■ Exercise prompt:
Write out all of the records precisely. Skip anything that is a picture.

■ Input data:
_ _ _
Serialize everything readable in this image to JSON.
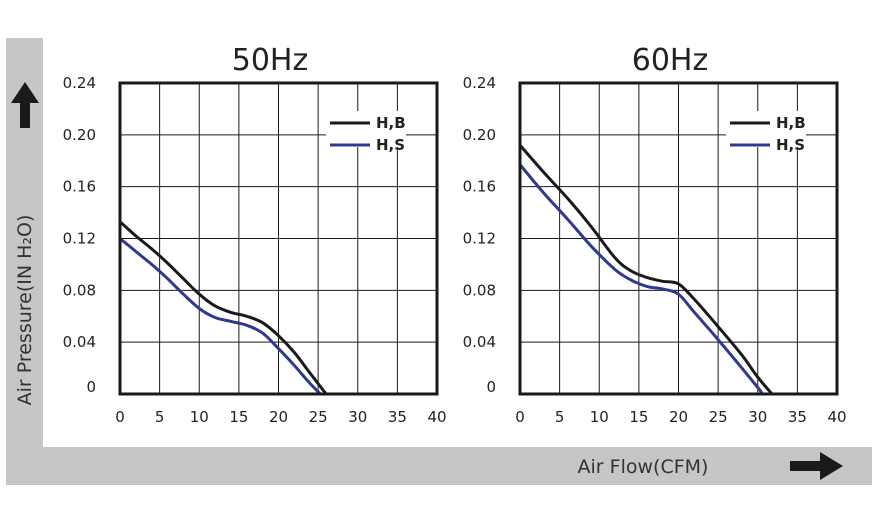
{
  "figure": {
    "ylabel": "Air Pressure(IN H₂O)",
    "xlabel": "Air Flow(CFM)",
    "colors": {
      "band": "#c6c6c6",
      "arrow": "#1a1a1a",
      "grid": "#1a1a1a"
    }
  },
  "chart_data": [
    {
      "type": "line",
      "title": "50Hz",
      "xlabel": "Air Flow(CFM)",
      "ylabel": "Air Pressure(IN H₂O)",
      "xlim": [
        0,
        40
      ],
      "ylim": [
        0,
        0.24
      ],
      "xticks": [
        "0",
        "5",
        "10",
        "15",
        "20",
        "25",
        "30",
        "35",
        "40"
      ],
      "yticks": [
        "0",
        "0.04",
        "0.08",
        "0.12",
        "0.16",
        "0.20",
        "0.24"
      ],
      "grid": true,
      "legend": "top-right",
      "series": [
        {
          "name": "H,B",
          "color": "#1a1a1a",
          "points": [
            [
              0,
              0.133
            ],
            [
              2,
              0.122
            ],
            [
              4,
              0.112
            ],
            [
              6,
              0.101
            ],
            [
              8,
              0.089
            ],
            [
              10,
              0.077
            ],
            [
              12,
              0.068
            ],
            [
              14,
              0.063
            ],
            [
              16,
              0.06
            ],
            [
              18,
              0.055
            ],
            [
              20,
              0.045
            ],
            [
              22,
              0.032
            ],
            [
              24,
              0.016
            ],
            [
              26,
              0.0
            ]
          ]
        },
        {
          "name": "H,S",
          "color": "#303890",
          "points": [
            [
              0,
              0.12
            ],
            [
              2,
              0.11
            ],
            [
              4,
              0.1
            ],
            [
              6,
              0.089
            ],
            [
              8,
              0.077
            ],
            [
              10,
              0.066
            ],
            [
              12,
              0.059
            ],
            [
              14,
              0.056
            ],
            [
              16,
              0.053
            ],
            [
              18,
              0.047
            ],
            [
              20,
              0.035
            ],
            [
              22,
              0.022
            ],
            [
              24,
              0.008
            ],
            [
              25.3,
              0.0
            ]
          ]
        }
      ]
    },
    {
      "type": "line",
      "title": "60Hz",
      "xlabel": "Air Flow(CFM)",
      "ylabel": "Air Pressure(IN H₂O)",
      "xlim": [
        0,
        40
      ],
      "ylim": [
        0,
        0.24
      ],
      "xticks": [
        "0",
        "5",
        "10",
        "15",
        "20",
        "25",
        "30",
        "35",
        "40"
      ],
      "yticks": [
        "0",
        "0.04",
        "0.08",
        "0.12",
        "0.16",
        "0.20",
        "0.24"
      ],
      "grid": true,
      "legend": "top-right",
      "series": [
        {
          "name": "H,B",
          "color": "#1a1a1a",
          "points": [
            [
              0,
              0.192
            ],
            [
              3,
              0.171
            ],
            [
              6,
              0.151
            ],
            [
              9,
              0.129
            ],
            [
              12,
              0.105
            ],
            [
              14,
              0.095
            ],
            [
              16,
              0.09
            ],
            [
              18,
              0.087
            ],
            [
              20,
              0.085
            ],
            [
              22,
              0.073
            ],
            [
              25,
              0.052
            ],
            [
              28,
              0.03
            ],
            [
              30,
              0.013
            ],
            [
              31.8,
              0.0
            ]
          ]
        },
        {
          "name": "H,S",
          "color": "#303890",
          "points": [
            [
              0,
              0.177
            ],
            [
              3,
              0.155
            ],
            [
              6,
              0.135
            ],
            [
              9,
              0.114
            ],
            [
              12,
              0.096
            ],
            [
              14,
              0.088
            ],
            [
              16,
              0.083
            ],
            [
              18,
              0.081
            ],
            [
              20,
              0.077
            ],
            [
              22,
              0.063
            ],
            [
              25,
              0.042
            ],
            [
              28,
              0.02
            ],
            [
              30,
              0.005
            ],
            [
              30.6,
              0.0
            ]
          ]
        }
      ]
    }
  ]
}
_ _ _
■ Full solution:
Serialize everything readable in this image to JSON.
{
  "figure": {
    "ylabel": "Air Pressure(IN H₂O)",
    "xlabel": "Air Flow(CFM)",
    "colors": {
      "band": "#c6c6c6",
      "arrow": "#1a1a1a",
      "grid": "#1a1a1a"
    }
  },
  "chart_data": [
    {
      "type": "line",
      "title": "50Hz",
      "xlabel": "Air Flow(CFM)",
      "ylabel": "Air Pressure(IN H₂O)",
      "xlim": [
        0,
        40
      ],
      "ylim": [
        0,
        0.24
      ],
      "xticks": [
        "0",
        "5",
        "10",
        "15",
        "20",
        "25",
        "30",
        "35",
        "40"
      ],
      "yticks": [
        "0",
        "0.04",
        "0.08",
        "0.12",
        "0.16",
        "0.20",
        "0.24"
      ],
      "grid": true,
      "legend": "top-right",
      "series": [
        {
          "name": "H,B",
          "color": "#1a1a1a",
          "points": [
            [
              0,
              0.133
            ],
            [
              2,
              0.122
            ],
            [
              4,
              0.112
            ],
            [
              6,
              0.101
            ],
            [
              8,
              0.089
            ],
            [
              10,
              0.077
            ],
            [
              12,
              0.068
            ],
            [
              14,
              0.063
            ],
            [
              16,
              0.06
            ],
            [
              18,
              0.055
            ],
            [
              20,
              0.045
            ],
            [
              22,
              0.032
            ],
            [
              24,
              0.016
            ],
            [
              26,
              0.0
            ]
          ]
        },
        {
          "name": "H,S",
          "color": "#303890",
          "points": [
            [
              0,
              0.12
            ],
            [
              2,
              0.11
            ],
            [
              4,
              0.1
            ],
            [
              6,
              0.089
            ],
            [
              8,
              0.077
            ],
            [
              10,
              0.066
            ],
            [
              12,
              0.059
            ],
            [
              14,
              0.056
            ],
            [
              16,
              0.053
            ],
            [
              18,
              0.047
            ],
            [
              20,
              0.035
            ],
            [
              22,
              0.022
            ],
            [
              24,
              0.008
            ],
            [
              25.3,
              0.0
            ]
          ]
        }
      ]
    },
    {
      "type": "line",
      "title": "60Hz",
      "xlabel": "Air Flow(CFM)",
      "ylabel": "Air Pressure(IN H₂O)",
      "xlim": [
        0,
        40
      ],
      "ylim": [
        0,
        0.24
      ],
      "xticks": [
        "0",
        "5",
        "10",
        "15",
        "20",
        "25",
        "30",
        "35",
        "40"
      ],
      "yticks": [
        "0",
        "0.04",
        "0.08",
        "0.12",
        "0.16",
        "0.20",
        "0.24"
      ],
      "grid": true,
      "legend": "top-right",
      "series": [
        {
          "name": "H,B",
          "color": "#1a1a1a",
          "points": [
            [
              0,
              0.192
            ],
            [
              3,
              0.171
            ],
            [
              6,
              0.151
            ],
            [
              9,
              0.129
            ],
            [
              12,
              0.105
            ],
            [
              14,
              0.095
            ],
            [
              16,
              0.09
            ],
            [
              18,
              0.087
            ],
            [
              20,
              0.085
            ],
            [
              22,
              0.073
            ],
            [
              25,
              0.052
            ],
            [
              28,
              0.03
            ],
            [
              30,
              0.013
            ],
            [
              31.8,
              0.0
            ]
          ]
        },
        {
          "name": "H,S",
          "color": "#303890",
          "points": [
            [
              0,
              0.177
            ],
            [
              3,
              0.155
            ],
            [
              6,
              0.135
            ],
            [
              9,
              0.114
            ],
            [
              12,
              0.096
            ],
            [
              14,
              0.088
            ],
            [
              16,
              0.083
            ],
            [
              18,
              0.081
            ],
            [
              20,
              0.077
            ],
            [
              22,
              0.063
            ],
            [
              25,
              0.042
            ],
            [
              28,
              0.02
            ],
            [
              30,
              0.005
            ],
            [
              30.6,
              0.0
            ]
          ]
        }
      ]
    }
  ]
}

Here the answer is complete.